**Directions for this task:** Extract and list every line that contains the word "Nmax".

**Information supplied:**
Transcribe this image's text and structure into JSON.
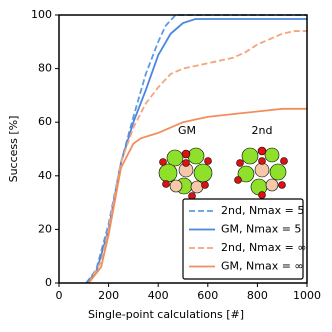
{
  "chart_data": {
    "type": "line",
    "xlabel": "Single-point calculations [#]",
    "ylabel": "Success [%]",
    "xlim": [
      0,
      1000
    ],
    "xticks": [
      0,
      200,
      400,
      600,
      800,
      1000
    ],
    "ylim": [
      0,
      100
    ],
    "yticks": [
      0,
      20,
      40,
      60,
      80,
      100
    ],
    "grid": false,
    "legend": "lower right",
    "annotations": [
      "GM",
      "2nd"
    ],
    "series": [
      {
        "name": "2nd, Nmax = 5",
        "color": "#5b9be6",
        "dashed": true,
        "x": [
          110,
          150,
          200,
          250,
          300,
          350,
          400,
          430,
          470,
          1000
        ],
        "values": [
          0,
          5,
          22,
          45,
          62,
          78,
          90,
          96,
          100,
          100
        ]
      },
      {
        "name": "GM, Nmax = 5",
        "color": "#4a86dc",
        "dashed": false,
        "x": [
          110,
          150,
          200,
          250,
          300,
          350,
          400,
          450,
          500,
          550,
          1000
        ],
        "values": [
          0,
          4,
          20,
          45,
          60,
          72,
          85,
          93,
          97,
          98.5,
          98.5
        ]
      },
      {
        "name": "2nd, Nmax = ∞",
        "color": "#f4a57a",
        "dashed": true,
        "x": [
          120,
          170,
          200,
          250,
          300,
          350,
          400,
          450,
          500,
          600,
          700,
          750,
          800,
          900,
          950,
          1000
        ],
        "values": [
          0,
          8,
          20,
          45,
          58,
          67,
          73,
          78,
          80,
          82,
          84,
          86,
          89,
          93,
          94,
          94
        ]
      },
      {
        "name": "GM, Nmax = ∞",
        "color": "#f28e5e",
        "dashed": false,
        "x": [
          120,
          170,
          200,
          250,
          300,
          330,
          400,
          450,
          500,
          550,
          600,
          700,
          800,
          900,
          1000
        ],
        "values": [
          0,
          6,
          18,
          43,
          52,
          54,
          56,
          58,
          60,
          61,
          62,
          63,
          64,
          65,
          65
        ]
      }
    ]
  }
}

**Full response:**
        "name": "2nd, Nmax = 5",
        "name": "GM, Nmax = 5",
        "name": "2nd, Nmax = ∞",
        "name": "GM, Nmax = ∞",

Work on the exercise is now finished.